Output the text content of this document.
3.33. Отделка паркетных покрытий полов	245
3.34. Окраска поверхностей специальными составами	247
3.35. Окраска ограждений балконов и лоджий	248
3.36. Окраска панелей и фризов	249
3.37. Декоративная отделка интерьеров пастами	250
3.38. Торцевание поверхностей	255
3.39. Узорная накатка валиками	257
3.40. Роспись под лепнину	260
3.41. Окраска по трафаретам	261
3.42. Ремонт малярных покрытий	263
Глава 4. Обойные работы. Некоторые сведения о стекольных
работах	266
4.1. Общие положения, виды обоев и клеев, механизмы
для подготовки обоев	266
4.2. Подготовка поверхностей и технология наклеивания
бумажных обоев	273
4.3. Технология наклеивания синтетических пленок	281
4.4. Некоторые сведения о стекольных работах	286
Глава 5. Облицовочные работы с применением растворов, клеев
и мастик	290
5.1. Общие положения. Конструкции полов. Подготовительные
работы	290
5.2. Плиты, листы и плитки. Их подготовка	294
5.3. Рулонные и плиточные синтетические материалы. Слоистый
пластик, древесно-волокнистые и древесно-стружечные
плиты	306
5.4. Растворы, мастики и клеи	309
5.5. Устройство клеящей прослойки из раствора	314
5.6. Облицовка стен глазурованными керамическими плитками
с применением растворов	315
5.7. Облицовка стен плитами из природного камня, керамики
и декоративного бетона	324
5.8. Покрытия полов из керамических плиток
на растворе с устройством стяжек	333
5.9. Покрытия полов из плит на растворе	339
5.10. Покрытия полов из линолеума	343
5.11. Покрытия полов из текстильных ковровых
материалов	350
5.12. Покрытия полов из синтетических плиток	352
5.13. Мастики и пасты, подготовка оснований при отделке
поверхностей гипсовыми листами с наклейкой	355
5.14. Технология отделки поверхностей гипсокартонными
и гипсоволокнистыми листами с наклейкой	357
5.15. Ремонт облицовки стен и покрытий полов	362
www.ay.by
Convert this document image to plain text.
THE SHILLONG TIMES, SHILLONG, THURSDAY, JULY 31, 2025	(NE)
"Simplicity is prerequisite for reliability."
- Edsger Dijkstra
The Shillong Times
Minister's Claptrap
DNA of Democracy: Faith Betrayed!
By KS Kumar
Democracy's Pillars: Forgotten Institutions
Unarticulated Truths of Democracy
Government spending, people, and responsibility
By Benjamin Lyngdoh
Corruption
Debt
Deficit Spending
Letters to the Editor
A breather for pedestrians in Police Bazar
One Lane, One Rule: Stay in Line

> Directions: How many lines in the listing above contain "обоев"? Answer with the number alone.

> Answer below: 3